### EXERCISE DETAILS
Would you write out the entries below, every one of them, exactly?

-------- MATERIAL SUPPLIED

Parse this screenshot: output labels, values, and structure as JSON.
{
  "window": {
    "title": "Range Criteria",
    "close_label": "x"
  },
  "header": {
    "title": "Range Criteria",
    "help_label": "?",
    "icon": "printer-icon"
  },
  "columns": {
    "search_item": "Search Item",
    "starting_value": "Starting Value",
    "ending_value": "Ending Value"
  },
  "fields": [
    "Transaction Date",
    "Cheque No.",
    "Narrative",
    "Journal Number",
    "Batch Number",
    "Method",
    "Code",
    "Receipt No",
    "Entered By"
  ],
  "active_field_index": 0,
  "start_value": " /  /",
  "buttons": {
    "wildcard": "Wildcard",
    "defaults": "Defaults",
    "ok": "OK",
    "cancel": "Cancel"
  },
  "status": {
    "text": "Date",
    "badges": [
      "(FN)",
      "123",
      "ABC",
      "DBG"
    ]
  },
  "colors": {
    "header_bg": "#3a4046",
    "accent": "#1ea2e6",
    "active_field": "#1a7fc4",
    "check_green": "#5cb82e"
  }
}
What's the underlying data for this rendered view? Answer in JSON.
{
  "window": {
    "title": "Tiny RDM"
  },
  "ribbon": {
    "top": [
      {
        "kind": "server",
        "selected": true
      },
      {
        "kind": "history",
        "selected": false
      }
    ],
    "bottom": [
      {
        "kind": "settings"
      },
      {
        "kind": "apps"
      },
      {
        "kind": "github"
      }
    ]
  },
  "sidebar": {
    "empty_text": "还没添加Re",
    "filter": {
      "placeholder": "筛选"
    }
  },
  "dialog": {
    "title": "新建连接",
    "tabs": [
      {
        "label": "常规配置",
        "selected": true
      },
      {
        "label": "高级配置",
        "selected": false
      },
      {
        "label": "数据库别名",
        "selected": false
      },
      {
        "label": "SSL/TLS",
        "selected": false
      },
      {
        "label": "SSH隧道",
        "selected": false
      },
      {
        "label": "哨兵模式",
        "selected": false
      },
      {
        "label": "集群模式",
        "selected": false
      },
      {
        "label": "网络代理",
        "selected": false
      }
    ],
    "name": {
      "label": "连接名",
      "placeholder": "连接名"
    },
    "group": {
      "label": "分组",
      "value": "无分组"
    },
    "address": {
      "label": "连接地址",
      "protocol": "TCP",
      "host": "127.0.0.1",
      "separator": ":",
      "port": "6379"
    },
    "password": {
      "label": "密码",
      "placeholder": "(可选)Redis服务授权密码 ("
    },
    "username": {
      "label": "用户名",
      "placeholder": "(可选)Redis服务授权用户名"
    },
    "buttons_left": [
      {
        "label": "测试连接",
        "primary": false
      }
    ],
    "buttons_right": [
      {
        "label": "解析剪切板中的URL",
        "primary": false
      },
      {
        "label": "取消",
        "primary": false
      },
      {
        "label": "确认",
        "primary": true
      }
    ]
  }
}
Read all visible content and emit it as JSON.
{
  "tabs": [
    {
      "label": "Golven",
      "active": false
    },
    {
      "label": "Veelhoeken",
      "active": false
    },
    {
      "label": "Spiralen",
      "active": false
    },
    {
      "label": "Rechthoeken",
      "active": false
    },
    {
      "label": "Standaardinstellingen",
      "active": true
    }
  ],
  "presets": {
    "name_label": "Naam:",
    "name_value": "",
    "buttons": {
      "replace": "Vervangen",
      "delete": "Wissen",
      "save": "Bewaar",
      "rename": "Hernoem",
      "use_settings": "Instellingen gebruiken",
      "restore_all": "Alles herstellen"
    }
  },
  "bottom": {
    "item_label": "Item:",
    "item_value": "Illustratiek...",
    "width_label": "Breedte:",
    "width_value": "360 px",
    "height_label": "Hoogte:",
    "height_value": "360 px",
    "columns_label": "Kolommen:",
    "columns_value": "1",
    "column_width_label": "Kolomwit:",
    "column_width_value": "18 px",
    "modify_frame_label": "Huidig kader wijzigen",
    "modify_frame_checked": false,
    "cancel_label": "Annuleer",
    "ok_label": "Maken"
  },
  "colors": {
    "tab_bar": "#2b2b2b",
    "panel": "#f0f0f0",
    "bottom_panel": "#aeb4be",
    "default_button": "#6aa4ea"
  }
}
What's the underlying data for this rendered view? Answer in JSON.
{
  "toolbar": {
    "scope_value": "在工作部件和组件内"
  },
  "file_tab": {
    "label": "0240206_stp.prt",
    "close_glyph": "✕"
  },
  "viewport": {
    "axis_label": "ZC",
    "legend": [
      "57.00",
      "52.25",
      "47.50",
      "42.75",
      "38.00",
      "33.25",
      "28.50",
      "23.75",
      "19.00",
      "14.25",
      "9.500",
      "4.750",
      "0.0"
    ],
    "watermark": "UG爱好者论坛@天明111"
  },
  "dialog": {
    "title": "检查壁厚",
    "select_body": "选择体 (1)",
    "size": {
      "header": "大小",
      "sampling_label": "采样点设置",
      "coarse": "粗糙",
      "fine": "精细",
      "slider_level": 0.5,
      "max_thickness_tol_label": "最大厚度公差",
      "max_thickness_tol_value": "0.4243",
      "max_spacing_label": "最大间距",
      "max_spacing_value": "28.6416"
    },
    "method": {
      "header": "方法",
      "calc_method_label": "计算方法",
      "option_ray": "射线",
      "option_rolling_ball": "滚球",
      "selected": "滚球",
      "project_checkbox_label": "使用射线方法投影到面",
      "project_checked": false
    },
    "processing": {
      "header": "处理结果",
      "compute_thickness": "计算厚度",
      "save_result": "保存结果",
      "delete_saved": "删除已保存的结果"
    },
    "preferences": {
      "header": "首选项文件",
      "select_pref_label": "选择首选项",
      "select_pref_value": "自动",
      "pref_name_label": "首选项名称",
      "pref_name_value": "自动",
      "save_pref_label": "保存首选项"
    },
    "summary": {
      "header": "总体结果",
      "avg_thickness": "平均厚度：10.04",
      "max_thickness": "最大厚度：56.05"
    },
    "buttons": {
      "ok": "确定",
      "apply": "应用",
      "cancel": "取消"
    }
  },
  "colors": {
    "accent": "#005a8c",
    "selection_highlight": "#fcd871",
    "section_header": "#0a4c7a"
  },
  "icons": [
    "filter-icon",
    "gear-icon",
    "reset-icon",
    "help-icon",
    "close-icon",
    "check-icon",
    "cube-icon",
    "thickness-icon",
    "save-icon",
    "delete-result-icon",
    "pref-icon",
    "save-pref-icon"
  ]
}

----------------

### ANSWER TO THE TASK
Parse this screenshot: output labels, values, and structure as JSON.
{
  "window": {
    "title": "Range Criteria",
    "close_label": "x"
  },
  "header": {
    "title": "Range Criteria",
    "help_label": "?",
    "icon": "printer-icon"
  },
  "columns": {
    "search_item": "Search Item",
    "starting_value": "Starting Value",
    "ending_value": "Ending Value"
  },
  "fields": [
    "Transaction Date",
    "Cheque No.",
    "Narrative",
    "Journal Number",
    "Batch Number",
    "Method",
    "Code",
    "Receipt No",
    "Entered By"
  ],
  "active_field_index": 0,
  "start_value": " /  /",
  "buttons": {
    "wildcard": "Wildcard",
    "defaults": "Defaults",
    "ok": "OK",
    "cancel": "Cancel"
  },
  "status": {
    "text": "Date",
    "badges": [
      "(FN)",
      "123",
      "ABC",
      "DBG"
    ]
  },
  "colors": {
    "header_bg": "#3a4046",
    "accent": "#1ea2e6",
    "active_field": "#1a7fc4",
    "check_green": "#5cb82e"
  }
}
What's the underlying data for this rendered view? Answer in JSON.
{
  "window": {
    "title": "Tiny RDM"
  },
  "ribbon": {
    "top": [
      {
        "kind": "server",
        "selected": true
      },
      {
        "kind": "history",
        "selected": false
      }
    ],
    "bottom": [
      {
        "kind": "settings"
      },
      {
        "kind": "apps"
      },
      {
        "kind": "github"
      }
    ]
  },
  "sidebar": {
    "empty_text": "还没添加Re",
    "filter": {
      "placeholder": "筛选"
    }
  },
  "dialog": {
    "title": "新建连接",
    "tabs": [
      {
        "label": "常规配置",
        "selected": true
      },
      {
        "label": "高级配置",
        "selected": false
      },
      {
        "label": "数据库别名",
        "selected": false
      },
      {
        "label": "SSL/TLS",
        "selected": false
      },
      {
        "label": "SSH隧道",
        "selected": false
      },
      {
        "label": "哨兵模式",
        "selected": false
      },
      {
        "label": "集群模式",
        "selected": false
      },
      {
        "label": "网络代理",
        "selected": false
      }
    ],
    "name": {
      "label": "连接名",
      "placeholder": "连接名"
    },
    "group": {
      "label": "分组",
      "value": "无分组"
    },
    "address": {
      "label": "连接地址",
      "protocol": "TCP",
      "host": "127.0.0.1",
      "separator": ":",
      "port": "6379"
    },
    "password": {
      "label": "密码",
      "placeholder": "(可选)Redis服务授权密码 ("
    },
    "username": {
      "label": "用户名",
      "placeholder": "(可选)Redis服务授权用户名"
    },
    "buttons_left": [
      {
        "label": "测试连接",
        "primary": false
      }
    ],
    "buttons_right": [
      {
        "label": "解析剪切板中的URL",
        "primary": false
      },
      {
        "label": "取消",
        "primary": false
      },
      {
        "label": "确认",
        "primary": true
      }
    ]
  }
}
Read all visible content and emit it as JSON.
{
  "tabs": [
    {
      "label": "Golven",
      "active": false
    },
    {
      "label": "Veelhoeken",
      "active": false
    },
    {
      "label": "Spiralen",
      "active": false
    },
    {
      "label": "Rechthoeken",
      "active": false
    },
    {
      "label": "Standaardinstellingen",
      "active": true
    }
  ],
  "presets": {
    "name_label": "Naam:",
    "name_value": "",
    "buttons": {
      "replace": "Vervangen",
      "delete": "Wissen",
      "save": "Bewaar",
      "rename": "Hernoem",
      "use_settings": "Instellingen gebruiken",
      "restore_all": "Alles herstellen"
    }
  },
  "bottom": {
    "item_label": "Item:",
    "item_value": "Illustratiek...",
    "width_label": "Breedte:",
    "width_value": "360 px",
    "height_label": "Hoogte:",
    "height_value": "360 px",
    "columns_label": "Kolommen:",
    "columns_value": "1",
    "column_width_label": "Kolomwit:",
    "column_width_value": "18 px",
    "modify_frame_label": "Huidig kader wijzigen",
    "modify_frame_checked": false,
    "cancel_label": "Annuleer",
    "ok_label": "Maken"
  },
  "colors": {
    "tab_bar": "#2b2b2b",
    "panel": "#f0f0f0",
    "bottom_panel": "#aeb4be",
    "default_button": "#6aa4ea"
  }
}
What's the underlying data for this rendered view? Answer in JSON.
{
  "toolbar": {
    "scope_value": "在工作部件和组件内"
  },
  "file_tab": {
    "label": "0240206_stp.prt",
    "close_glyph": "✕"
  },
  "viewport": {
    "axis_label": "ZC",
    "legend": [
      "57.00",
      "52.25",
      "47.50",
      "42.75",
      "38.00",
      "33.25",
      "28.50",
      "23.75",
      "19.00",
      "14.25",
      "9.500",
      "4.750",
      "0.0"
    ],
    "watermark": "UG爱好者论坛@天明111"
  },
  "dialog": {
    "title": "检查壁厚",
    "select_body": "选择体 (1)",
    "size": {
      "header": "大小",
      "sampling_label": "采样点设置",
      "coarse": "粗糙",
      "fine": "精细",
      "slider_level": 0.5,
      "max_thickness_tol_label": "最大厚度公差",
      "max_thickness_tol_value": "0.4243",
      "max_spacing_label": "最大间距",
      "max_spacing_value": "28.6416"
    },
    "method": {
      "header": "方法",
      "calc_method_label": "计算方法",
      "option_ray": "射线",
      "option_rolling_ball": "滚球",
      "selected": "滚球",
      "project_checkbox_label": "使用射线方法投影到面",
      "project_checked": false
    },
    "processing": {
      "header": "处理结果",
      "compute_thickness": "计算厚度",
      "save_result": "保存结果",
      "delete_saved": "删除已保存的结果"
    },
    "preferences": {
      "header": "首选项文件",
      "select_pref_label": "选择首选项",
      "select_pref_value": "自动",
      "pref_name_label": "首选项名称",
      "pref_name_value": "自动",
      "save_pref_label": "保存首选项"
    },
    "summary": {
      "header": "总体结果",
      "avg_thickness": "平均厚度：10.04",
      "max_thickness": "最大厚度：56.05"
    },
    "buttons": {
      "ok": "确定",
      "apply": "应用",
      "cancel": "取消"
    }
  },
  "colors": {
    "accent": "#005a8c",
    "selection_highlight": "#fcd871",
    "section_header": "#0a4c7a"
  },
  "icons": [
    "filter-icon",
    "gear-icon",
    "reset-icon",
    "help-icon",
    "close-icon",
    "check-icon",
    "cube-icon",
    "thickness-icon",
    "save-icon",
    "delete-result-icon",
    "pref-icon",
    "save-pref-icon"
  ]
}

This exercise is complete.